# [Short problem]
Below is some material; transcribe all of it exactly.

# [Records supplied]
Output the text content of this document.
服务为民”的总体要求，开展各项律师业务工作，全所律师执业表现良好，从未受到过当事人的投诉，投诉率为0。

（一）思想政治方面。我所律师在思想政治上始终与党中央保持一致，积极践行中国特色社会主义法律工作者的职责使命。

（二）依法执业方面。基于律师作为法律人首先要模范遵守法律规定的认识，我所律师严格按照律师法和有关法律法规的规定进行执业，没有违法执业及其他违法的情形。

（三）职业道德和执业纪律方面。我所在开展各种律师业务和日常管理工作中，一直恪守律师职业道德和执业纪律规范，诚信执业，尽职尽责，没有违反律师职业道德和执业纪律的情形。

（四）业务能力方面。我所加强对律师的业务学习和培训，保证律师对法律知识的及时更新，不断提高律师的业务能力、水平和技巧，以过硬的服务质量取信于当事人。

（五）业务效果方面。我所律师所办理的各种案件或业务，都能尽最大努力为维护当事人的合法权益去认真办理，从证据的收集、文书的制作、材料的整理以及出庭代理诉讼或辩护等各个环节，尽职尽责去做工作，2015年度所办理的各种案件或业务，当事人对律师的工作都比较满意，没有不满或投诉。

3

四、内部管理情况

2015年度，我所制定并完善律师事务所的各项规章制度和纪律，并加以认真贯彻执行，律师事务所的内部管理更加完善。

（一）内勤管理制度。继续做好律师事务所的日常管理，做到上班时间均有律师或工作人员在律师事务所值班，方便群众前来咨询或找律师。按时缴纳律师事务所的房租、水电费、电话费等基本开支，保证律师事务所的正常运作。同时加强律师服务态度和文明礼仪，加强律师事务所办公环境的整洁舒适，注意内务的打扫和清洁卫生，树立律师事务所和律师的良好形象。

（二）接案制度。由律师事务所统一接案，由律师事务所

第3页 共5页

# [Expected answer]
Output the text content of this document.
服务为民”的总体要求，开展各项律师业务工作，全所律师执业表现良好，从未受到过当事人的投诉，投诉率为0。

（一）思想政治方面。我所律师在思想政治上始终与党中央保持一致，积极践行中国特色社会主义法律工作者的职责使命。

（二）依法执业方面。基于律师作为法律人首先要模范遵守法律规定的认识，我所律师严格按照律师法和有关法律法规的规定进行执业，没有违法执业及其他违法的情形。

（三）职业道德和执业纪律方面。我所在开展各种律师业务和日常管理工作中，一直恪守律师职业道德和执业纪律规范，诚信执业，尽职尽责，没有违反律师职业道德和执业纪律的情形。

（四）业务能力方面。我所加强对律师的业务学习和培训，保证律师对法律知识的及时更新，不断提高律师的业务能力、水平和技巧，以过硬的服务质量取信于当事人。

（五）业务效果方面。我所律师所办理的各种案件或业务，都能尽最大努力为维护当事人的合法权益去认真办理，从证据的收集、文书的制作、材料的整理以及出庭代理诉讼或辩护等各个环节，尽职尽责去做工作，2015年度所办理的各种案件或业务，当事人对律师的工作都比较满意，没有不满或投诉。

3

四、内部管理情况

2015年度，我所制定并完善律师事务所的各项规章制度和纪律，并加以认真贯彻执行，律师事务所的内部管理更加完善。

（一）内勤管理制度。继续做好律师事务所的日常管理，做到上班时间均有律师或工作人员在律师事务所值班，方便群众前来咨询或找律师。按时缴纳律师事务所的房租、水电费、电话费等基本开支，保证律师事务所的正常运作。同时加强律师服务态度和文明礼仪，加强律师事务所办公环境的整洁舒适，注意内务的打扫和清洁卫生，树立律师事务所和律师的良好形象。

（二）接案制度。由律师事务所统一接案，由律师事务所

第3页 共5页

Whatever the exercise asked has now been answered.